YOUR GOAL: Rewrite the lines starting with the line containing "List all visible" and going on through the line containing "term-ironing-line-2: 般分扁装烫、企装烫和铲装烫。制衣厂有 6", changing "components" to "items" and leaving everything else as it is. Give only those lines.

AVAILABLE DATA:
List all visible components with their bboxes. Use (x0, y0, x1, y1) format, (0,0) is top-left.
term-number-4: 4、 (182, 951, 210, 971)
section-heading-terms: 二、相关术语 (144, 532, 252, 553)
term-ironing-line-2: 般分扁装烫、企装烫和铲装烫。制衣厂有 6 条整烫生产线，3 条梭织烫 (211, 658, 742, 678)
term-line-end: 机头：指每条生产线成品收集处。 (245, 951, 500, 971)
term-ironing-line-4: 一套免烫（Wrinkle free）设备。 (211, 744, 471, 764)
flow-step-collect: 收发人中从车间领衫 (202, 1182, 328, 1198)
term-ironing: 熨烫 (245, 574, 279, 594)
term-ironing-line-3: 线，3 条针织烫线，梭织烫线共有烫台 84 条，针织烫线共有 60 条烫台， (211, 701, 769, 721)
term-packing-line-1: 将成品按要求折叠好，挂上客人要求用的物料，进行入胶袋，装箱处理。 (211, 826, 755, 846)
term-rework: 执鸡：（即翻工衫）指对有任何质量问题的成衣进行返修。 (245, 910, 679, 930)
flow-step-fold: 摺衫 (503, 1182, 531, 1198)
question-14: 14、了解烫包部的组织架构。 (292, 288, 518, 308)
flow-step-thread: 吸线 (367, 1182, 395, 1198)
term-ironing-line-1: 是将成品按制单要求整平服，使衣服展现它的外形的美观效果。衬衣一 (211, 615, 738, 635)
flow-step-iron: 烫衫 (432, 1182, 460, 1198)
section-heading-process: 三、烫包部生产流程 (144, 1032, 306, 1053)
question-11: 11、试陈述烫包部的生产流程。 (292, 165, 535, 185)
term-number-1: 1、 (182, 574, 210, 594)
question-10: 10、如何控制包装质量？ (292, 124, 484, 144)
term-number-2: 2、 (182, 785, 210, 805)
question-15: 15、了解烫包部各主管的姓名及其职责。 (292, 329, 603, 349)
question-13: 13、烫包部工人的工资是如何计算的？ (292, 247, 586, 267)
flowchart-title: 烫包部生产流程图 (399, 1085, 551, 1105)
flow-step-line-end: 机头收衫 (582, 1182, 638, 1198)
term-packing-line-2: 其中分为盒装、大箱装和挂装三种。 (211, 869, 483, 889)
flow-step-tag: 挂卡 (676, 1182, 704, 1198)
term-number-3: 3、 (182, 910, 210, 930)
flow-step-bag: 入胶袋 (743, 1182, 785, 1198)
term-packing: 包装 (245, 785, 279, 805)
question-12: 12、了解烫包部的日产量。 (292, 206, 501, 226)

---

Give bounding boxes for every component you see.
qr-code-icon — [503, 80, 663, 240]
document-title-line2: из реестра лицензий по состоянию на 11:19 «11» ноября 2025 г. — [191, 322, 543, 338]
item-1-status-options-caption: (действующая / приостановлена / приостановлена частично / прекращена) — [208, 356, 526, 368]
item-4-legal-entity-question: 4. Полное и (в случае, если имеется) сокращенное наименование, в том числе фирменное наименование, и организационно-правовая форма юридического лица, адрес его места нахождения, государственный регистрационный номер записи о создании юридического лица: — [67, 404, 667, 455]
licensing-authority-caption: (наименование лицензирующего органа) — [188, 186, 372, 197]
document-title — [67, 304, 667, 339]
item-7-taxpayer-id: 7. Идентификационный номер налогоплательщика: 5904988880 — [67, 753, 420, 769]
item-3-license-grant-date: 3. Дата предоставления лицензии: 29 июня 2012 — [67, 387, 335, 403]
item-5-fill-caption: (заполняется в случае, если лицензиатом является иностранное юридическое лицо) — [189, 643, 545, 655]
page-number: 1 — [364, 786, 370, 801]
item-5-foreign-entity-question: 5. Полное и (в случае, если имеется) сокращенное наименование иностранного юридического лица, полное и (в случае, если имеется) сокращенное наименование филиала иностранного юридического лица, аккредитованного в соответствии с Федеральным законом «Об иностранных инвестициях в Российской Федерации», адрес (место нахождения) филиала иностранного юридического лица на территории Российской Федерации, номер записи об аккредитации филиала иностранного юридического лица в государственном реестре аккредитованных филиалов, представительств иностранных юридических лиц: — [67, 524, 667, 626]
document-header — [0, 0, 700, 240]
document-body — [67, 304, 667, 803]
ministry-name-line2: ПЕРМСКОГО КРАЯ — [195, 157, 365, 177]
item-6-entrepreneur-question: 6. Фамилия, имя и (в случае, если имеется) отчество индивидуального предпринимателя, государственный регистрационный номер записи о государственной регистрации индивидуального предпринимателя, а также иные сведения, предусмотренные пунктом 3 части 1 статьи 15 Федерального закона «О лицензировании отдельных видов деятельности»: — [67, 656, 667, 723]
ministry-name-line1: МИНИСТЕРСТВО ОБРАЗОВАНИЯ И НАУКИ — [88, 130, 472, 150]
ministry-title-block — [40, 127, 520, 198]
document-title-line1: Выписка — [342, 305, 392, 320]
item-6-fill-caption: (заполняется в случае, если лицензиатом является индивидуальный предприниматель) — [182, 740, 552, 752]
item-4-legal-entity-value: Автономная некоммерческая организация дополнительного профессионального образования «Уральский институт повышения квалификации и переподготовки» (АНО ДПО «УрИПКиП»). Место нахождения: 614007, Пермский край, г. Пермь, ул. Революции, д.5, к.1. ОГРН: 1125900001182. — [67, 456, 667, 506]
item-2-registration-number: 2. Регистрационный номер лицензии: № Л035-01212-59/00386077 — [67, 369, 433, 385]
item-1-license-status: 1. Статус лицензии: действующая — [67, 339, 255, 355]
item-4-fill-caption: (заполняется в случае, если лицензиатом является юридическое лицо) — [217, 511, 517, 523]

ANSWER TO THE EXERCISE:
List all visible items with their bboxes. Use (x0, y0, x1, y1) format, (0,0) is top-left.
term-number-4: 4、 (182, 951, 210, 971)
section-heading-terms: 二、相关术语 (144, 532, 252, 553)
term-ironing-line-2: 般分扁装烫、企装烫和铲装烫。制衣厂有 6 条整烫生产线，3 条梭织烫 (211, 658, 742, 678)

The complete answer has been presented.